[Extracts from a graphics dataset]
◇ ◇ ◇ ◇ ◇
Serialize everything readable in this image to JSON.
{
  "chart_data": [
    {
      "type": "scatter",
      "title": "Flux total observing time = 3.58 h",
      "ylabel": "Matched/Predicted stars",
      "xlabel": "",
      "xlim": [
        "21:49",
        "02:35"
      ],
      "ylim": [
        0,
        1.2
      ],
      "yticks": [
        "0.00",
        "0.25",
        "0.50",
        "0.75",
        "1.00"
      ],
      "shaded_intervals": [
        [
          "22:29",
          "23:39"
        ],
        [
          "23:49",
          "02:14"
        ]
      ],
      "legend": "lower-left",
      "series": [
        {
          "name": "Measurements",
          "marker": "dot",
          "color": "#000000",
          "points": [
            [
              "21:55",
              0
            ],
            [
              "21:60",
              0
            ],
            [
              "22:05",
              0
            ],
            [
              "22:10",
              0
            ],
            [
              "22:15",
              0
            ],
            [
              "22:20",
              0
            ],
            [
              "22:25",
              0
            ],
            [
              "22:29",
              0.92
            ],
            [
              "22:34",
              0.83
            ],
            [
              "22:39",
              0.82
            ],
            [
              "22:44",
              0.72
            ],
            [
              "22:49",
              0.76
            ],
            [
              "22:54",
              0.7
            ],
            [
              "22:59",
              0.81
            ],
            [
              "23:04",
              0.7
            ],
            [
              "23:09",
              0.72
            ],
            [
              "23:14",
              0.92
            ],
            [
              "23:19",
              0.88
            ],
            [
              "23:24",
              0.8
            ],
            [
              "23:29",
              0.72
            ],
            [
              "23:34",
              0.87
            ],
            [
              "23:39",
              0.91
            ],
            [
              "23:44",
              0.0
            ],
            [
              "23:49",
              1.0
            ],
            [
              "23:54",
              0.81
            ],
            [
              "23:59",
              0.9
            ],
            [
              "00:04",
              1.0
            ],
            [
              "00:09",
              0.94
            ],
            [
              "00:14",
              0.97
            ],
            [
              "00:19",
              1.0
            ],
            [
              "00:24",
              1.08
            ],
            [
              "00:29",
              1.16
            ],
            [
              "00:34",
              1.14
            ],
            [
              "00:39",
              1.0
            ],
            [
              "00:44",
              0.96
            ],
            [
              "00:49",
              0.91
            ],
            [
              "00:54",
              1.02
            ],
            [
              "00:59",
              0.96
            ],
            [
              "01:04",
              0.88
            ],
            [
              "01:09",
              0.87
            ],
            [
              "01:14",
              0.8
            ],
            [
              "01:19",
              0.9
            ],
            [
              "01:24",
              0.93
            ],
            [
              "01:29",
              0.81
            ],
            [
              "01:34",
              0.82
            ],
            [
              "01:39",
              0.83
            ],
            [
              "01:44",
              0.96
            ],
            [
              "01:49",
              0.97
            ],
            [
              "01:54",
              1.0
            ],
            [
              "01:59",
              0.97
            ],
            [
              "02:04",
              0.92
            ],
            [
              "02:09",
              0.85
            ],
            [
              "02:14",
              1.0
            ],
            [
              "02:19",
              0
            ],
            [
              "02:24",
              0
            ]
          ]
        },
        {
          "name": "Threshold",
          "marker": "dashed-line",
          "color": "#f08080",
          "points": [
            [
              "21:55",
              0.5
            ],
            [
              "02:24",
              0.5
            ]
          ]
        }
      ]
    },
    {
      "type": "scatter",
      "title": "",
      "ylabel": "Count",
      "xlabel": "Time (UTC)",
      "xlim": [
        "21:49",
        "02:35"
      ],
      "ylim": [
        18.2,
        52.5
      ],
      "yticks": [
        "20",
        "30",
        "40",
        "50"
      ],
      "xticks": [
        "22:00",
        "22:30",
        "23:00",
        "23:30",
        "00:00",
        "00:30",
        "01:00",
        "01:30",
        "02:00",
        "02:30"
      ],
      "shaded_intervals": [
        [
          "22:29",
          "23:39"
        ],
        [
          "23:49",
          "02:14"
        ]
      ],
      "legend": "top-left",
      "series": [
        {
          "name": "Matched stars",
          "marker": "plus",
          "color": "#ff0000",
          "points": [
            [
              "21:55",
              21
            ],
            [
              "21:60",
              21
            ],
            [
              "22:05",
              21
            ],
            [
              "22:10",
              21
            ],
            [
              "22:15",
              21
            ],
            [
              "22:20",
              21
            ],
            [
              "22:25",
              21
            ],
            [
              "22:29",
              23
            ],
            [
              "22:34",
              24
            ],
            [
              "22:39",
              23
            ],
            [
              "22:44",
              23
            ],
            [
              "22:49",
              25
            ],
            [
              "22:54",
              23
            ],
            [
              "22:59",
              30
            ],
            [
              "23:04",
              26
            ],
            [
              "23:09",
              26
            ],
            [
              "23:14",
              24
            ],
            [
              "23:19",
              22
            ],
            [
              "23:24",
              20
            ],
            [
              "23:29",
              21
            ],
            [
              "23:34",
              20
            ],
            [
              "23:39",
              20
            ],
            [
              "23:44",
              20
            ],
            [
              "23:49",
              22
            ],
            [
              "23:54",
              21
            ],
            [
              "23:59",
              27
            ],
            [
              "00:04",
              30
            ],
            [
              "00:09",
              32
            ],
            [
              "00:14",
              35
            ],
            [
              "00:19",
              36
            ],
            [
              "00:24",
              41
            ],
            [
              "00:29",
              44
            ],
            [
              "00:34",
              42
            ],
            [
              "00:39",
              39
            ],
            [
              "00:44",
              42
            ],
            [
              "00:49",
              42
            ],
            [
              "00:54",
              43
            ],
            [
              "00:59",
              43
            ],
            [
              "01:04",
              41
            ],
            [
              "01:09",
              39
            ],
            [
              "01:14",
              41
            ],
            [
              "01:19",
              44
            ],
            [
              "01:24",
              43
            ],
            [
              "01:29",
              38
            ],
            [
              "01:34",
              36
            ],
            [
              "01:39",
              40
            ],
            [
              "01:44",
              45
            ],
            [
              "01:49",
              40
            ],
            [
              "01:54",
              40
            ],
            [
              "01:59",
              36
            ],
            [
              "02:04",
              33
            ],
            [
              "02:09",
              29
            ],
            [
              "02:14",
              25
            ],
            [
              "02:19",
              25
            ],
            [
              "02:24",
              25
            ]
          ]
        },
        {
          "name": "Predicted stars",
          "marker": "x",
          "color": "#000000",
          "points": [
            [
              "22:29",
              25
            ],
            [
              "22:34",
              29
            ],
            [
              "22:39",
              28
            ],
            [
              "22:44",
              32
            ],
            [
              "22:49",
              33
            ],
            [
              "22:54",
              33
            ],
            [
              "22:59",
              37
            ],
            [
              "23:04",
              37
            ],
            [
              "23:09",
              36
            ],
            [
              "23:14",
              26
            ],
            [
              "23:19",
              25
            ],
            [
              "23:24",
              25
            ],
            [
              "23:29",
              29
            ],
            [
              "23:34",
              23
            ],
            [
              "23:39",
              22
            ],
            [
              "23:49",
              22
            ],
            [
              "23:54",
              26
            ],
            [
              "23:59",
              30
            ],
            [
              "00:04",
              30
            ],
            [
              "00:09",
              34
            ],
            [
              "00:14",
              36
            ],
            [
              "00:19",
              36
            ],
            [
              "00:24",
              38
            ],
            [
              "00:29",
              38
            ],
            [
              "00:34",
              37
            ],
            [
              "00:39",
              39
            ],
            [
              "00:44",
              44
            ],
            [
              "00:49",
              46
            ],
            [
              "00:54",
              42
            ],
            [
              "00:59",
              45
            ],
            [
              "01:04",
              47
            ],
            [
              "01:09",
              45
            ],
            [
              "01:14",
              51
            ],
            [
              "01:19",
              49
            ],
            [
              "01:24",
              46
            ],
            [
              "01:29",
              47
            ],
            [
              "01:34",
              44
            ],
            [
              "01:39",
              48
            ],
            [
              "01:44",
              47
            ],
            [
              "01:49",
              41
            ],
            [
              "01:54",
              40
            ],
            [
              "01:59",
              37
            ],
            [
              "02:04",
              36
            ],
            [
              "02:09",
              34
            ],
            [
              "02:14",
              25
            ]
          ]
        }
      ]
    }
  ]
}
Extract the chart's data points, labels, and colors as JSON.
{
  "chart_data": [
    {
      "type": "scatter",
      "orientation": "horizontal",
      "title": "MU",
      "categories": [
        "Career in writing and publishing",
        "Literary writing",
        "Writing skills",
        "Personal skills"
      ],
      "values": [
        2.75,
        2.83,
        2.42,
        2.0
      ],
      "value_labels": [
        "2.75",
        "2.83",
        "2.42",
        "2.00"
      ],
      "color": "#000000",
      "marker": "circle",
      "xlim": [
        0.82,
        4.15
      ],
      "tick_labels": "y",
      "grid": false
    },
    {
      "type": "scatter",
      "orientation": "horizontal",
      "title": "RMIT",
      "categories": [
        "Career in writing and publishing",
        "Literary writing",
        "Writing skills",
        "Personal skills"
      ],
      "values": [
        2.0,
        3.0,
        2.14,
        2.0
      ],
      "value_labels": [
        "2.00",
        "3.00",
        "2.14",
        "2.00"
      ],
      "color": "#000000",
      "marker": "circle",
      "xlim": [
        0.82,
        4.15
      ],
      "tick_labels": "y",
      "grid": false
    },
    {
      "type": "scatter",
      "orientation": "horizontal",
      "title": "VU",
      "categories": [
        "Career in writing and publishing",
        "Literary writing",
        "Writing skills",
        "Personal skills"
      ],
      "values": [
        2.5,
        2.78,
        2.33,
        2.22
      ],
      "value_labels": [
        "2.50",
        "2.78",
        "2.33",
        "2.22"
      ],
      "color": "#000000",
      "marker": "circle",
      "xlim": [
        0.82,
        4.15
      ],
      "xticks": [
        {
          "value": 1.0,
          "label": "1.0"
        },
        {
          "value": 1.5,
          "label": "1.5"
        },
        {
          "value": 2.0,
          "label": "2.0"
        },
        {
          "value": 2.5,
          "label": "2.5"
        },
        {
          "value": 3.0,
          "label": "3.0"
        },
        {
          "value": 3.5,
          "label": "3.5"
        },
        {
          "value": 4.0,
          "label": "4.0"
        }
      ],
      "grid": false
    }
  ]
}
◇ ◇ ◇ ◇ ◇
## Your instructions:
Search the data above for the word "Predicted", then gather each line in which it appears.

## Task answer:
      "ylabel": "Matched/Predicted stars",
          "name": "Predicted stars",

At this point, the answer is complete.